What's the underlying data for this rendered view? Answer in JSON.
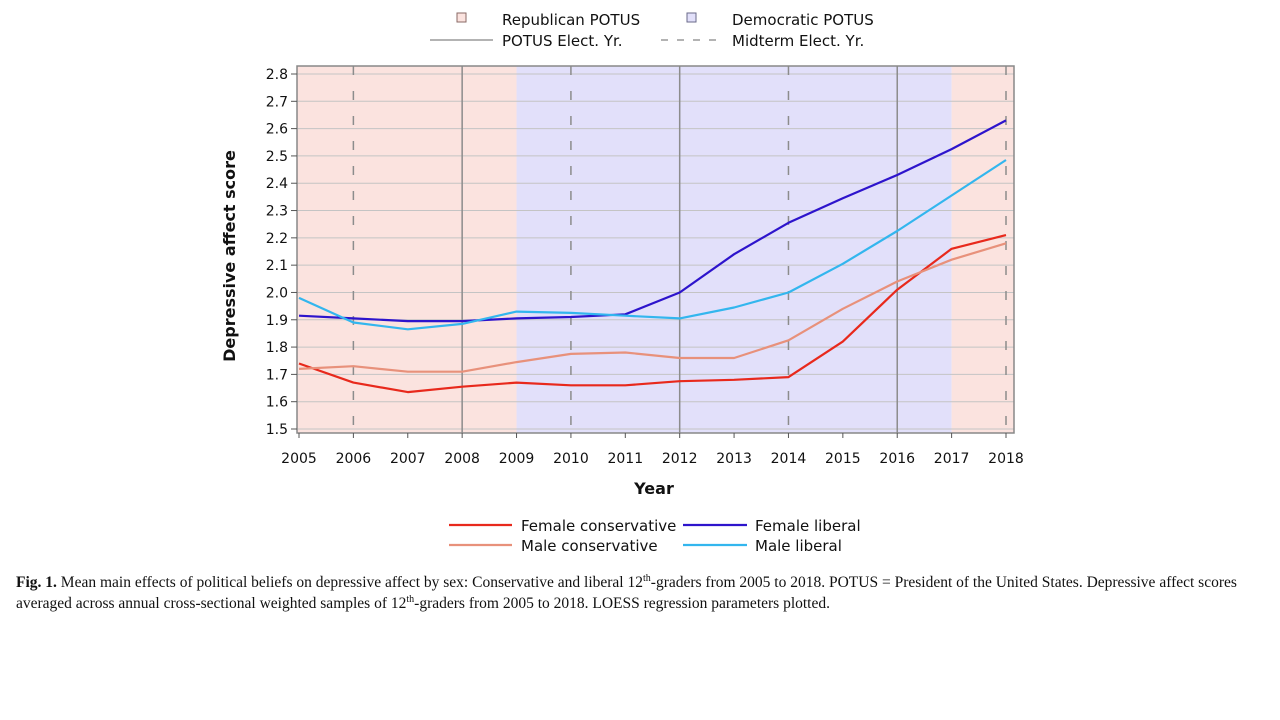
{
  "chart_data": {
    "type": "line",
    "title": "",
    "xlabel": "Year",
    "ylabel": "Depressive affect score",
    "xlim": [
      2005,
      2018
    ],
    "ylim": [
      1.5,
      2.8
    ],
    "x_ticks": [
      "2005",
      "2006",
      "2007",
      "2008",
      "2009",
      "2010",
      "2011",
      "2012",
      "2013",
      "2014",
      "2015",
      "2016",
      "2017",
      "2018"
    ],
    "y_ticks": [
      "1.5",
      "1.6",
      "1.7",
      "1.8",
      "1.9",
      "2.0",
      "2.1",
      "2.2",
      "2.3",
      "2.4",
      "2.5",
      "2.6",
      "2.7",
      "2.8"
    ],
    "grid": true,
    "x": [
      2005,
      2006,
      2007,
      2008,
      2009,
      2010,
      2011,
      2012,
      2013,
      2014,
      2015,
      2016,
      2017,
      2018
    ],
    "series": [
      {
        "name": "Female conservative",
        "color": "#e8291c",
        "values": [
          1.74,
          1.67,
          1.635,
          1.655,
          1.67,
          1.66,
          1.66,
          1.675,
          1.68,
          1.69,
          1.82,
          2.01,
          2.16,
          2.21
        ]
      },
      {
        "name": "Female liberal",
        "color": "#2d14cc",
        "values": [
          1.915,
          1.905,
          1.895,
          1.895,
          1.905,
          1.91,
          1.92,
          2.0,
          2.14,
          2.255,
          2.345,
          2.43,
          2.525,
          2.63
        ]
      },
      {
        "name": "Male conservative",
        "color": "#e8917b",
        "values": [
          1.72,
          1.73,
          1.71,
          1.71,
          1.745,
          1.775,
          1.78,
          1.76,
          1.76,
          1.825,
          1.94,
          2.04,
          2.12,
          2.18
        ]
      },
      {
        "name": "Male liberal",
        "color": "#33b6ee",
        "values": [
          1.98,
          1.89,
          1.865,
          1.885,
          1.93,
          1.925,
          1.915,
          1.905,
          1.945,
          2.0,
          2.105,
          2.225,
          2.355,
          2.485
        ]
      }
    ],
    "background_periods": [
      {
        "label": "Republican POTUS",
        "from": 2005,
        "to": 2009,
        "color": "#fbe3df"
      },
      {
        "label": "Democratic POTUS",
        "from": 2009,
        "to": 2017,
        "color": "#e2e0fa"
      },
      {
        "label": "Republican POTUS",
        "from": 2017,
        "to": 2018,
        "color": "#fbe3df"
      }
    ],
    "election_lines": {
      "potus_years": [
        2008,
        2012,
        2016
      ],
      "midterm_years": [
        2006,
        2010,
        2014,
        2018
      ]
    },
    "top_legend": {
      "republican": "Republican POTUS",
      "democratic": "Democratic POTUS",
      "potus_election": "POTUS Elect. Yr.",
      "midterm_election": "Midterm Elect. Yr."
    },
    "legend_placement": "bottom"
  },
  "caption": {
    "label": "Fig. 1.",
    "seg1": " Mean main effects of political beliefs on depressive affect by sex: Conservative and liberal 12",
    "sup1": "th",
    "seg2": "-graders from 2005 to 2018. POTUS = President of the United States. Depressive affect scores averaged across annual cross-sectional weighted samples of 12",
    "sup2": "th",
    "seg3": "-graders from 2005 to 2018. LOESS regression parameters plotted."
  }
}
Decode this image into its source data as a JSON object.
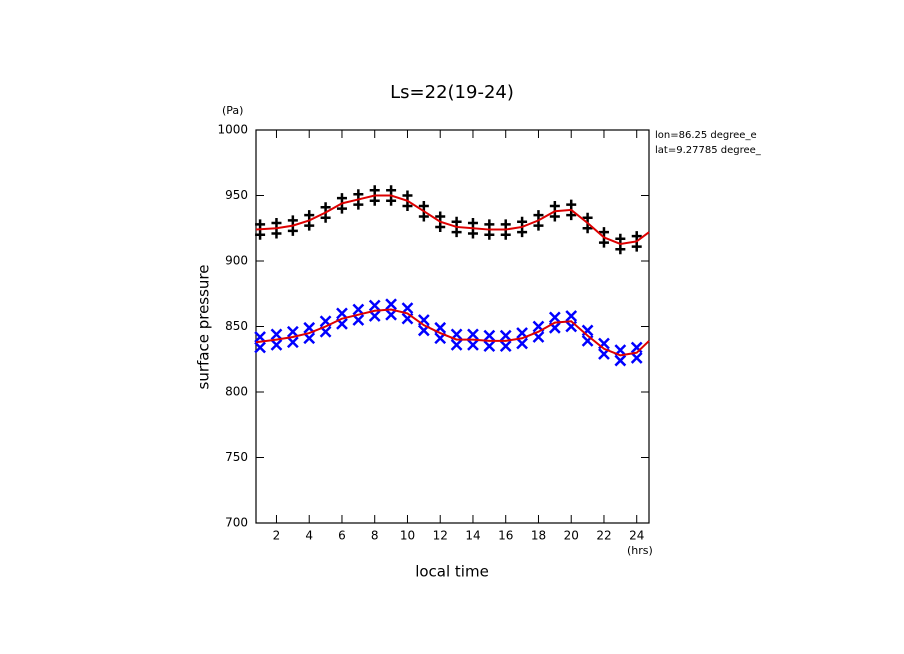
{
  "chart_data": {
    "type": "scatter",
    "title": "Ls=22(19-24)",
    "xlabel": "local time",
    "ylabel": "surface pressure",
    "x_unit": "(hrs)",
    "y_unit": "(Pa)",
    "annotations": [
      "lon=86.25 degree_e",
      "lat=9.27785 degree_"
    ],
    "xlim": [
      0.75,
      24.75
    ],
    "ylim": [
      700,
      1000
    ],
    "xticks": [
      2,
      4,
      6,
      8,
      10,
      12,
      14,
      16,
      18,
      20,
      22,
      24
    ],
    "yticks": [
      700,
      750,
      800,
      850,
      900,
      950,
      1000
    ],
    "series": [
      {
        "type": "scatter",
        "marker": "plus",
        "color": "#000000",
        "x": [
          1,
          2,
          3,
          4,
          5,
          6,
          7,
          8,
          9,
          10,
          11,
          12,
          13,
          14,
          15,
          16,
          17,
          18,
          19,
          20,
          21,
          22,
          23,
          24,
          1,
          2,
          3,
          4,
          5,
          6,
          7,
          8,
          9,
          10,
          11,
          12,
          13,
          14,
          15,
          16,
          17,
          18,
          19,
          20,
          21,
          22,
          23,
          24
        ],
        "values": [
          928,
          929,
          931,
          935,
          941,
          948,
          951,
          954,
          954,
          950,
          942,
          934,
          930,
          929,
          928,
          928,
          930,
          935,
          942,
          943,
          933,
          922,
          917,
          919,
          920,
          921,
          923,
          927,
          933,
          940,
          943,
          946,
          946,
          942,
          934,
          926,
          922,
          921,
          920,
          920,
          922,
          927,
          934,
          935,
          925,
          914,
          909,
          911
        ]
      },
      {
        "type": "scatter",
        "marker": "cross",
        "color": "#0000ff",
        "x": [
          1,
          2,
          3,
          4,
          5,
          6,
          7,
          8,
          9,
          10,
          11,
          12,
          13,
          14,
          15,
          16,
          17,
          18,
          19,
          20,
          21,
          22,
          23,
          24,
          1,
          2,
          3,
          4,
          5,
          6,
          7,
          8,
          9,
          10,
          11,
          12,
          13,
          14,
          15,
          16,
          17,
          18,
          19,
          20,
          21,
          22,
          23,
          24
        ],
        "values": [
          842,
          844,
          846,
          849,
          854,
          860,
          863,
          866,
          867,
          864,
          855,
          849,
          844,
          844,
          843,
          843,
          845,
          850,
          857,
          858,
          847,
          837,
          832,
          834,
          834,
          836,
          838,
          841,
          846,
          852,
          855,
          858,
          859,
          856,
          847,
          841,
          836,
          836,
          835,
          835,
          837,
          842,
          849,
          850,
          839,
          829,
          824,
          826
        ]
      },
      {
        "type": "line",
        "color": "#dd0000",
        "x": [
          0.75,
          2,
          3,
          4,
          5,
          6,
          7,
          8,
          9,
          10,
          11,
          12,
          13,
          14,
          15,
          16,
          17,
          18,
          19,
          20,
          21,
          22,
          23,
          24,
          24.75
        ],
        "values": [
          924,
          925,
          927,
          931,
          937,
          944,
          947,
          950,
          950,
          946,
          938,
          930,
          926,
          925,
          924,
          924,
          926,
          931,
          938,
          939,
          929,
          918,
          913,
          915,
          922
        ]
      },
      {
        "type": "line",
        "color": "#dd0000",
        "x": [
          0.75,
          2,
          3,
          4,
          5,
          6,
          7,
          8,
          9,
          10,
          11,
          12,
          13,
          14,
          15,
          16,
          17,
          18,
          19,
          20,
          21,
          22,
          23,
          24,
          24.75
        ],
        "values": [
          838,
          840,
          842,
          845,
          850,
          856,
          859,
          862,
          863,
          860,
          851,
          845,
          840,
          840,
          839,
          839,
          841,
          846,
          853,
          854,
          843,
          833,
          828,
          830,
          839
        ]
      }
    ]
  }
}
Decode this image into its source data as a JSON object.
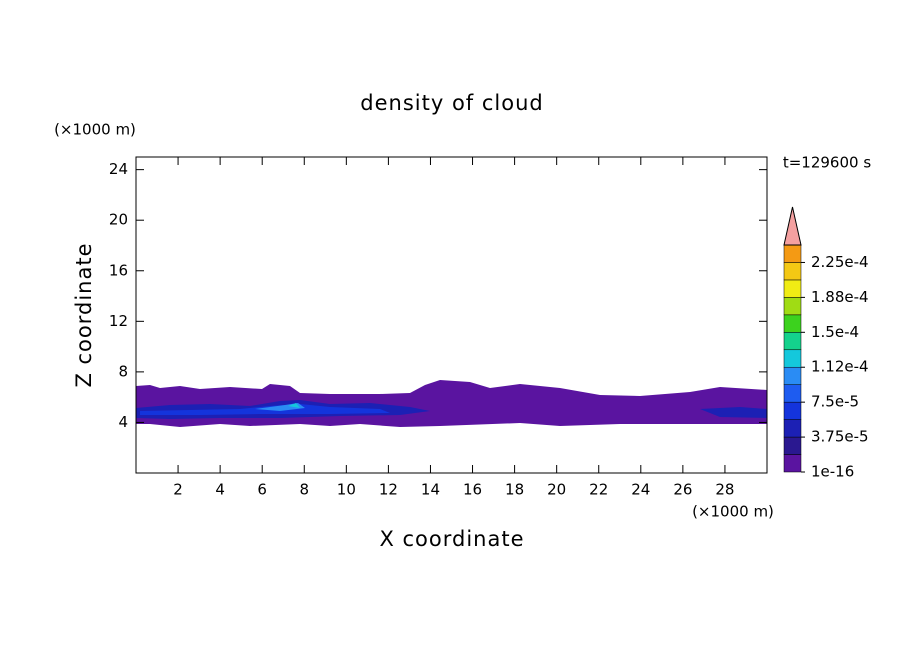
{
  "chart_data": {
    "type": "contour",
    "title": "density of cloud",
    "x_label": "X coordinate",
    "y_label": "Z coordinate",
    "x_unit": "(×1000 m)",
    "y_unit": "(×1000 m)",
    "time_label": "t=129600 s",
    "xlim": [
      0,
      30
    ],
    "ylim": [
      0,
      25
    ],
    "xticks": [
      2,
      4,
      6,
      8,
      10,
      12,
      14,
      16,
      18,
      20,
      22,
      24,
      26,
      28
    ],
    "yticks": [
      4,
      8,
      12,
      16,
      20,
      24
    ],
    "colorbar": {
      "range": [
        1e-16,
        0.00024375
      ],
      "colors": [
        "#5a14a0",
        "#2a1890",
        "#1c20b4",
        "#1434dc",
        "#1e5cf0",
        "#2a8cf4",
        "#14c8dc",
        "#14d28c",
        "#3cd21e",
        "#a0dc14",
        "#f0ec14",
        "#f4c814",
        "#f49a14",
        "#f06e14",
        "#e63c14",
        "#e01414"
      ],
      "levels": [
        1e-16,
        1.875e-05,
        3.75e-05,
        5.625e-05,
        7.5e-05,
        9.375e-05,
        0.0001125,
        0.00013125,
        0.00015,
        0.00016875,
        0.0001875,
        0.00020625,
        0.000225,
        0.00024375
      ],
      "extend_color": "#f4a0a0",
      "ticks": [
        {
          "value": 1e-16,
          "label": "1e-16"
        },
        {
          "value": 3.75e-05,
          "label": "3.75e-5"
        },
        {
          "value": 7.5e-05,
          "label": "7.5e-5"
        },
        {
          "value": 0.0001125,
          "label": "1.12e-4"
        },
        {
          "value": 0.00015,
          "label": "1.5e-4"
        },
        {
          "value": 0.0001875,
          "label": "1.88e-4"
        },
        {
          "value": 0.000225,
          "label": "2.25e-4"
        }
      ]
    }
  }
}
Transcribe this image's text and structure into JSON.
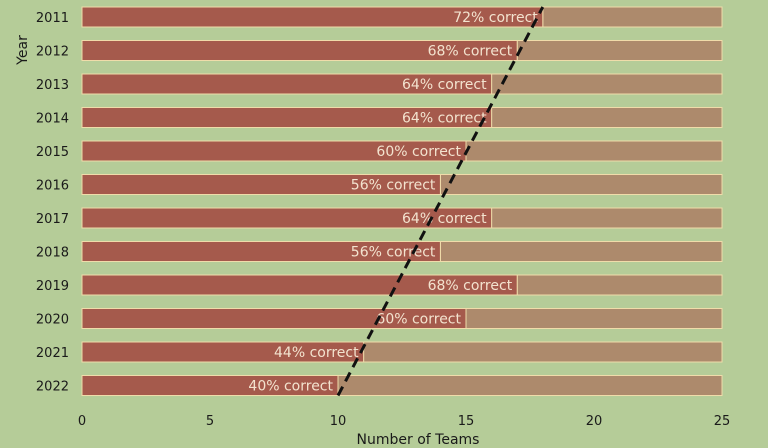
{
  "chart_data": {
    "type": "bar",
    "orientation": "horizontal",
    "stacked": true,
    "xlabel": "Number of Teams",
    "ylabel": "Year",
    "xlim": [
      0,
      25
    ],
    "xticks": [
      0,
      5,
      10,
      15,
      20,
      25
    ],
    "total": 25,
    "categories": [
      "2011",
      "2012",
      "2013",
      "2014",
      "2015",
      "2016",
      "2017",
      "2018",
      "2019",
      "2020",
      "2021",
      "2022"
    ],
    "correct": [
      18,
      17,
      16,
      16,
      15,
      14,
      16,
      14,
      17,
      15,
      11,
      10
    ],
    "labels": [
      "72% correct",
      "68% correct",
      "64% correct",
      "64% correct",
      "60% correct",
      "56% correct",
      "64% correct",
      "56% correct",
      "68% correct",
      "60% correct",
      "44% correct",
      "40% correct"
    ],
    "trend_line": {
      "from": {
        "year": "2022",
        "x": 10
      },
      "to": {
        "year": "2011",
        "x": 18
      }
    },
    "colors": {
      "background": "#b5cc98",
      "correct": "#a55a4c",
      "remainder": "#ad8a6c",
      "bar_edge": "#f0dcaa",
      "label": "#f3e3cf",
      "trend": "#111111"
    }
  }
}
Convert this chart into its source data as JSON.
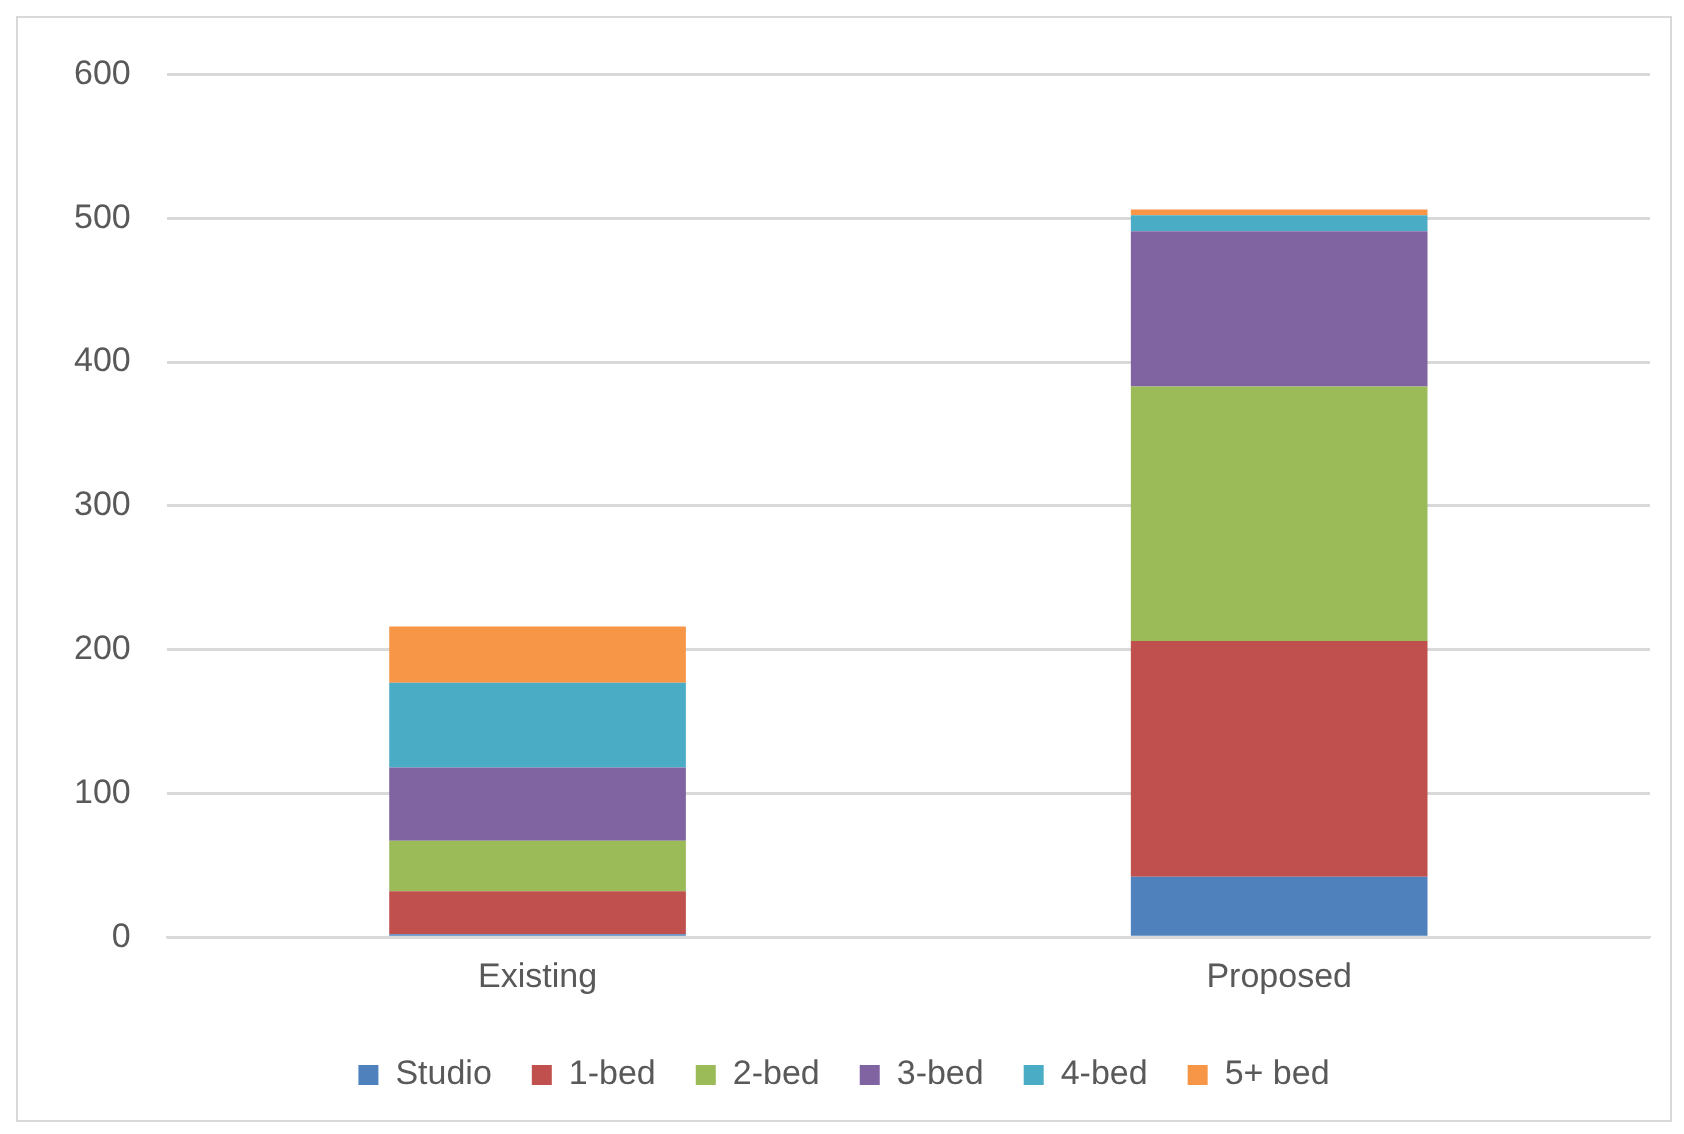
{
  "chart_data": {
    "type": "bar",
    "stacked": true,
    "categories": [
      "Existing",
      "Proposed"
    ],
    "series": [
      {
        "name": "Studio",
        "color": "#4f81bd",
        "values": [
          2,
          42
        ]
      },
      {
        "name": "1-bed",
        "color": "#c0504d",
        "values": [
          30,
          164
        ]
      },
      {
        "name": "2-bed",
        "color": "#9bbb59",
        "values": [
          35,
          177
        ]
      },
      {
        "name": "3-bed",
        "color": "#8064a2",
        "values": [
          51,
          108
        ]
      },
      {
        "name": "4-bed",
        "color": "#4bacc6",
        "values": [
          59,
          11
        ]
      },
      {
        "name": "5+ bed",
        "color": "#f79646",
        "values": [
          39,
          4
        ]
      }
    ],
    "ylim": [
      0,
      600
    ],
    "yticks": [
      0,
      100,
      200,
      300,
      400,
      500,
      600
    ],
    "grid": "y",
    "legend": "bottom"
  }
}
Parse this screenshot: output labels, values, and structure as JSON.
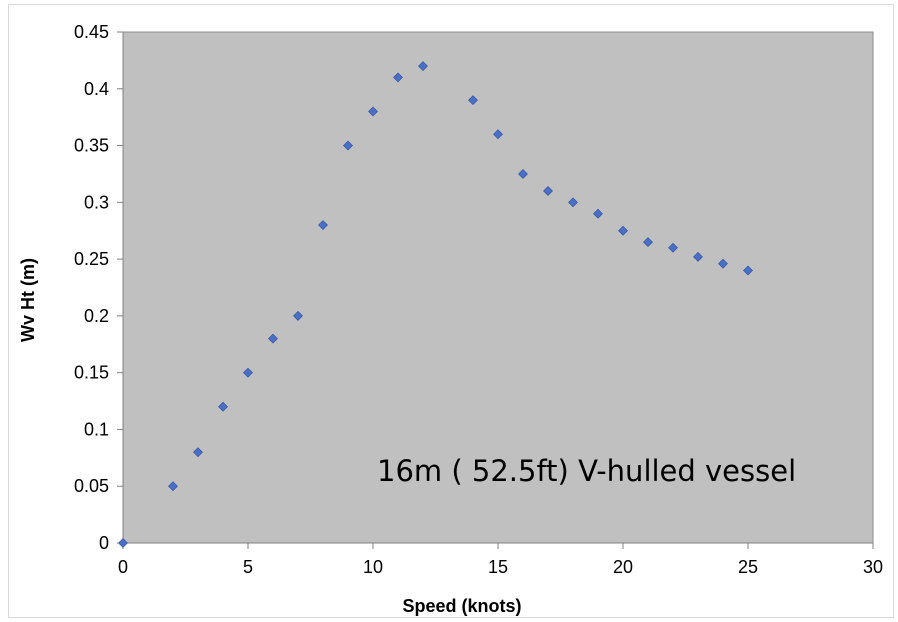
{
  "chart_data": {
    "type": "scatter",
    "title": "",
    "xlabel": "Speed (knots)",
    "ylabel": "Wv Ht (m)",
    "xlim": [
      0,
      30
    ],
    "ylim": [
      0,
      0.45
    ],
    "x_ticks": [
      "0",
      "5",
      "10",
      "15",
      "20",
      "25",
      "30"
    ],
    "y_ticks": [
      "0",
      "0.05",
      "0.1",
      "0.15",
      "0.2",
      "0.25",
      "0.3",
      "0.35",
      "0.4",
      "0.45"
    ],
    "grid": false,
    "legend": "none",
    "annotation": "16m ( 52.5ft) V-hulled vessel",
    "colors": {
      "plot_background": "#c0c0c0",
      "marker": "#4a6fc5",
      "marker_edge": "#2f4f9f"
    },
    "series": [
      {
        "marker": "diamond",
        "points": [
          {
            "x": 0,
            "y": 0
          },
          {
            "x": 2,
            "y": 0.05
          },
          {
            "x": 3,
            "y": 0.08
          },
          {
            "x": 4,
            "y": 0.12
          },
          {
            "x": 5,
            "y": 0.15
          },
          {
            "x": 6,
            "y": 0.18
          },
          {
            "x": 7,
            "y": 0.2
          },
          {
            "x": 8,
            "y": 0.28
          },
          {
            "x": 9,
            "y": 0.35
          },
          {
            "x": 10,
            "y": 0.38
          },
          {
            "x": 11,
            "y": 0.41
          },
          {
            "x": 12,
            "y": 0.42
          },
          {
            "x": 14,
            "y": 0.39
          },
          {
            "x": 15,
            "y": 0.36
          },
          {
            "x": 16,
            "y": 0.325
          },
          {
            "x": 17,
            "y": 0.31
          },
          {
            "x": 18,
            "y": 0.3
          },
          {
            "x": 19,
            "y": 0.29
          },
          {
            "x": 20,
            "y": 0.275
          },
          {
            "x": 21,
            "y": 0.265
          },
          {
            "x": 22,
            "y": 0.26
          },
          {
            "x": 23,
            "y": 0.252
          },
          {
            "x": 24,
            "y": 0.246
          },
          {
            "x": 25,
            "y": 0.24
          }
        ]
      }
    ]
  }
}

━━━

Job: Pick out every line above that holds the word "name" and copy it.

Result of this exercise:
        "name": "Female conservative",
        "name": "Female liberal",
        "name": "Male conservative",
        "name": "Male liberal",
        "name": "Studio",
        "name": "1-bed",
        "name": "2-bed",
        "name": "3-bed",
        "name": "4-bed",
        "name": "5+ bed",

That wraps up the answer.